─── Input for this task ───
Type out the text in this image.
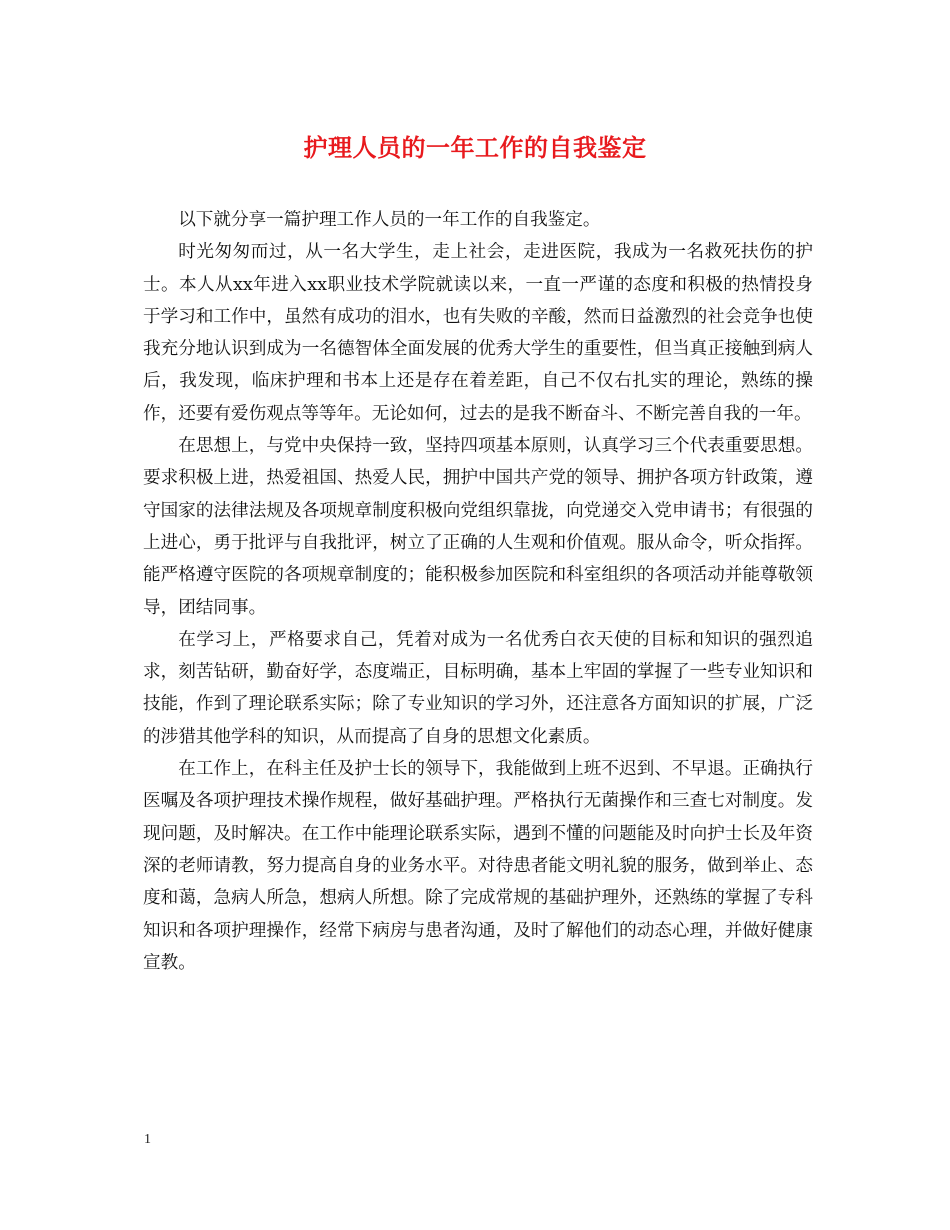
护理人员的一年工作的自我鉴定

以下就分享一篇护理工作人员的一年工作的自我鉴定。

时光匆匆而过，从一名大学生，走上社会，走进医院，我成为一名救死扶伤的护士。本人从xx年进入xx职业技术学院就读以来，一直一严谨的态度和积极的热情投身于学习和工作中，虽然有成功的泪水，也有失败的辛酸，然而日益激烈的社会竞争也使我充分地认识到成为一名德智体全面发展的优秀大学生的重要性，但当真正接触到病人后，我发现，临床护理和书本上还是存在着差距，自己不仅右扎实的理论，熟练的操作，还要有爱伤观点等等年。无论如何，过去的是我不断奋斗、不断完善自我的一年。

在思想上，与党中央保持一致，坚持四项基本原则，认真学习三个代表重要思想。要求积极上进，热爱祖国、热爱人民，拥护中国共产党的领导、拥护各项方针政策，遵守国家的法律法规及各项规章制度积极向党组织靠拢，向党递交入党申请书；有很强的上进心，勇于批评与自我批评，树立了正确的人生观和价值观。服从命令，听众指挥。能严格遵守医院的各项规章制度的；能积极参加医院和科室组织的各项活动并能尊敬领导，团结同事。

在学习上，严格要求自己，凭着对成为一名优秀白衣天使的目标和知识的强烈追求，刻苦钻研，勤奋好学，态度端正，目标明确，基本上牢固的掌握了一些专业知识和技能，作到了理论联系实际；除了专业知识的学习外，还注意各方面知识的扩展，广泛的涉猎其他学科的知识，从而提高了自身的思想文化素质。

在工作上，在科主任及护士长的领导下，我能做到上班不迟到、不早退。正确执行医嘱及各项护理技术操作规程，做好基础护理。严格执行无菌操作和三查七对制度。发现问题，及时解决。在工作中能理论联系实际，遇到不懂的问题能及时向护士长及年资深的老师请教，努力提高自身的业务水平。对待患者能文明礼貌的服务，做到举止、态度和蔼，急病人所急，想病人所想。除了完成常规的基础护理外，还熟练的掌握了专科知识和各项护理操作，经常下病房与患者沟通，及时了解他们的动态心理，并做好健康宣教。

1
───
Problem details: Transcribe the complete set of entries verbatim. No pictures belong in the copy.

Solution below:
Type out the text in this image.
护理人员的一年工作的自我鉴定

以下就分享一篇护理工作人员的一年工作的自我鉴定。

时光匆匆而过，从一名大学生，走上社会，走进医院，我成为一名救死扶伤的护士。本人从xx年进入xx职业技术学院就读以来，一直一严谨的态度和积极的热情投身于学习和工作中，虽然有成功的泪水，也有失败的辛酸，然而日益激烈的社会竞争也使我充分地认识到成为一名德智体全面发展的优秀大学生的重要性，但当真正接触到病人后，我发现，临床护理和书本上还是存在着差距，自己不仅右扎实的理论，熟练的操作，还要有爱伤观点等等年。无论如何，过去的是我不断奋斗、不断完善自我的一年。

在思想上，与党中央保持一致，坚持四项基本原则，认真学习三个代表重要思想。要求积极上进，热爱祖国、热爱人民，拥护中国共产党的领导、拥护各项方针政策，遵守国家的法律法规及各项规章制度积极向党组织靠拢，向党递交入党申请书；有很强的上进心，勇于批评与自我批评，树立了正确的人生观和价值观。服从命令，听众指挥。能严格遵守医院的各项规章制度的；能积极参加医院和科室组织的各项活动并能尊敬领导，团结同事。

在学习上，严格要求自己，凭着对成为一名优秀白衣天使的目标和知识的强烈追求，刻苦钻研，勤奋好学，态度端正，目标明确，基本上牢固的掌握了一些专业知识和技能，作到了理论联系实际；除了专业知识的学习外，还注意各方面知识的扩展，广泛的涉猎其他学科的知识，从而提高了自身的思想文化素质。

在工作上，在科主任及护士长的领导下，我能做到上班不迟到、不早退。正确执行医嘱及各项护理技术操作规程，做好基础护理。严格执行无菌操作和三查七对制度。发现问题，及时解决。在工作中能理论联系实际，遇到不懂的问题能及时向护士长及年资深的老师请教，努力提高自身的业务水平。对待患者能文明礼貌的服务，做到举止、态度和蔼，急病人所急，想病人所想。除了完成常规的基础护理外，还熟练的掌握了专科知识和各项护理操作，经常下病房与患者沟通，及时了解他们的动态心理，并做好健康宣教。

1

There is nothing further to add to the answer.